■ To do: Write out the listing exactly as it is given.

■ Extracted material:
start

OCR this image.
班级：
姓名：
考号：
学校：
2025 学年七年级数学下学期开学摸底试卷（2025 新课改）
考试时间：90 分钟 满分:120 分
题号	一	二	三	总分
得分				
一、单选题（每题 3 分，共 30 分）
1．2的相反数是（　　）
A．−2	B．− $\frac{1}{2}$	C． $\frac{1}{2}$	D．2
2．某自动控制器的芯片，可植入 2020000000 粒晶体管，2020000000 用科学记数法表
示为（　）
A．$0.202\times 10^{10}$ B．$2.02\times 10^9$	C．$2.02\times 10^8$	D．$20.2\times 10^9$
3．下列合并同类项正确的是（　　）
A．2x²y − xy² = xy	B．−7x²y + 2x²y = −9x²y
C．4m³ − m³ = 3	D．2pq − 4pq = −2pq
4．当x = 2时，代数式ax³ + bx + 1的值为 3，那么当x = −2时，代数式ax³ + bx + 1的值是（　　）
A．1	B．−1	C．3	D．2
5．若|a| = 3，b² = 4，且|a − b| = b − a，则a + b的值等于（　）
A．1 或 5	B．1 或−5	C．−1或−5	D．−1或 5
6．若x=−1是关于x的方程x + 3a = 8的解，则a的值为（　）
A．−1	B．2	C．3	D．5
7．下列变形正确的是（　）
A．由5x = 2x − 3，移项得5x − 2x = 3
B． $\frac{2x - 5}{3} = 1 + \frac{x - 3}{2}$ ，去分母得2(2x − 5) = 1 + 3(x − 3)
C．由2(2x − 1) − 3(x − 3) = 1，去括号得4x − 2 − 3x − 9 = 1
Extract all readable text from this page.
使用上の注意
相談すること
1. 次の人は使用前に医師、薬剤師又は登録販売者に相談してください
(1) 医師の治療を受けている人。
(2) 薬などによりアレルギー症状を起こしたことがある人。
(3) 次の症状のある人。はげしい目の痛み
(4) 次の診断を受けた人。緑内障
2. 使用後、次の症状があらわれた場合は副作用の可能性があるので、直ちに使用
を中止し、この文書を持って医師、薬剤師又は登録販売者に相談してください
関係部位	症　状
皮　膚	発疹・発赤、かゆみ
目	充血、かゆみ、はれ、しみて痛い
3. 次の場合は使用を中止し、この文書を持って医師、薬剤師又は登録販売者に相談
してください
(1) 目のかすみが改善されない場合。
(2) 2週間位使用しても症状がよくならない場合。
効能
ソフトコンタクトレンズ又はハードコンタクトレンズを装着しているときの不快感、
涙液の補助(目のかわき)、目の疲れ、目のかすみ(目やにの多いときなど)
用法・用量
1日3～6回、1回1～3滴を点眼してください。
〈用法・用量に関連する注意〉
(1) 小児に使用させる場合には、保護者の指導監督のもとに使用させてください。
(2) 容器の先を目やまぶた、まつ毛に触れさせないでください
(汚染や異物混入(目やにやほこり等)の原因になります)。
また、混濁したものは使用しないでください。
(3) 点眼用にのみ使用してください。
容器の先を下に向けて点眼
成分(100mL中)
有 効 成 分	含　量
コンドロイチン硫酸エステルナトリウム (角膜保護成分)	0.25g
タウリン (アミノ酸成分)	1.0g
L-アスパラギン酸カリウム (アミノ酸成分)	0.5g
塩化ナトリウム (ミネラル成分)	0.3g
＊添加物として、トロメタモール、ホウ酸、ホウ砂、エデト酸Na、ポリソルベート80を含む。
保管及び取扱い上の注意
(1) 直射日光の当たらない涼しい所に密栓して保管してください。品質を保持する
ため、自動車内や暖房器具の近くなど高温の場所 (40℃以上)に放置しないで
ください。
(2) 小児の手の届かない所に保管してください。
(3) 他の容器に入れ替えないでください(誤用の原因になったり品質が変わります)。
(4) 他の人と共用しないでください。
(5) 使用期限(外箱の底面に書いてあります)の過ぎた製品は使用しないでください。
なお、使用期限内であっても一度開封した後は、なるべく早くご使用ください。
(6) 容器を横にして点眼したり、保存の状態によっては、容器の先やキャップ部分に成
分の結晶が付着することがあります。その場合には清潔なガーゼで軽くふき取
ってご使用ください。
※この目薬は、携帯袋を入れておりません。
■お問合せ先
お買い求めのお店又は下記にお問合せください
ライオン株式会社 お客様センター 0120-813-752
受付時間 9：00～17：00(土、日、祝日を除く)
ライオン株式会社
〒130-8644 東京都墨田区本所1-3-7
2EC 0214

end

■ Solution for this problem:
OCR this image.
班级：
姓名：
考号：
学校：
2025 学年七年级数学下学期开学摸底试卷（2025 新课改）
考试时间：90 分钟 满分:120 分
题号	一	二	三	总分
得分				
一、单选题（每题 3 分，共 30 分）
1．2的相反数是（　　）
A．−2	B．− $\frac{1}{2}$	C． $\frac{1}{2}$	D．2
2．某自动控制器的芯片，可植入 2020000000 粒晶体管，2020000000 用科学记数法表
示为（　）
A．$0.202\times 10^{10}$ B．$2.02\times 10^9$	C．$2.02\times 10^8$	D．$20.2\times 10^9$
3．下列合并同类项正确的是（　　）
A．2x²y − xy² = xy	B．−7x²y + 2x²y = −9x²y
C．4m³ − m³ = 3	D．2pq − 4pq = −2pq
4．当x = 2时，代数式ax³ + bx + 1的值为 3，那么当x = −2时，代数式ax³ + bx + 1的值是（　　）
A．1	B．−1	C．3	D．2
5．若|a| = 3，b² = 4，且|a − b| = b − a，则a + b的值等于（　）
A．1 或 5	B．1 或−5	C．−1或−5	D．−1或 5
6．若x=−1是关于x的方程x + 3a = 8的解，则a的值为（　）
A．−1	B．2	C．3	D．5
7．下列变形正确的是（　）
A．由5x = 2x − 3，移项得5x − 2x = 3
B． $\frac{2x - 5}{3} = 1 + \frac{x - 3}{2}$ ，去分母得2(2x − 5) = 1 + 3(x − 3)
C．由2(2x − 1) − 3(x − 3) = 1，去括号得4x − 2 − 3x − 9 = 1
Extract all readable text from this page.
使用上の注意
相談すること
1. 次の人は使用前に医師、薬剤師又は登録販売者に相談してください
(1) 医師の治療を受けている人。
(2) 薬などによりアレルギー症状を起こしたことがある人。
(3) 次の症状のある人。はげしい目の痛み
(4) 次の診断を受けた人。緑内障
2. 使用後、次の症状があらわれた場合は副作用の可能性があるので、直ちに使用
を中止し、この文書を持って医師、薬剤師又は登録販売者に相談してください
関係部位	症　状
皮　膚	発疹・発赤、かゆみ
目	充血、かゆみ、はれ、しみて痛い
3. 次の場合は使用を中止し、この文書を持って医師、薬剤師又は登録販売者に相談
してください
(1) 目のかすみが改善されない場合。
(2) 2週間位使用しても症状がよくならない場合。
効能
ソフトコンタクトレンズ又はハードコンタクトレンズを装着しているときの不快感、
涙液の補助(目のかわき)、目の疲れ、目のかすみ(目やにの多いときなど)
用法・用量
1日3～6回、1回1～3滴を点眼してください。
〈用法・用量に関連する注意〉
(1) 小児に使用させる場合には、保護者の指導監督のもとに使用させてください。
(2) 容器の先を目やまぶた、まつ毛に触れさせないでください
(汚染や異物混入(目やにやほこり等)の原因になります)。
また、混濁したものは使用しないでください。
(3) 点眼用にのみ使用してください。
容器の先を下に向けて点眼
成分(100mL中)
有 効 成 分	含　量
コンドロイチン硫酸エステルナトリウム (角膜保護成分)	0.25g
タウリン (アミノ酸成分)	1.0g
L-アスパラギン酸カリウム (アミノ酸成分)	0.5g
塩化ナトリウム (ミネラル成分)	0.3g
＊添加物として、トロメタモール、ホウ酸、ホウ砂、エデト酸Na、ポリソルベート80を含む。
保管及び取扱い上の注意
(1) 直射日光の当たらない涼しい所に密栓して保管してください。品質を保持する
ため、自動車内や暖房器具の近くなど高温の場所 (40℃以上)に放置しないで
ください。
(2) 小児の手の届かない所に保管してください。
(3) 他の容器に入れ替えないでください(誤用の原因になったり品質が変わります)。
(4) 他の人と共用しないでください。
(5) 使用期限(外箱の底面に書いてあります)の過ぎた製品は使用しないでください。
なお、使用期限内であっても一度開封した後は、なるべく早くご使用ください。
(6) 容器を横にして点眼したり、保存の状態によっては、容器の先やキャップ部分に成
分の結晶が付着することがあります。その場合には清潔なガーゼで軽くふき取
ってご使用ください。
※この目薬は、携帯袋を入れておりません。
■お問合せ先
お買い求めのお店又は下記にお問合せください
ライオン株式会社 お客様センター 0120-813-752
受付時間 9：00～17：00(土、日、祝日を除く)
ライオン株式会社
〒130-8644 東京都墨田区本所1-3-7
2EC 0214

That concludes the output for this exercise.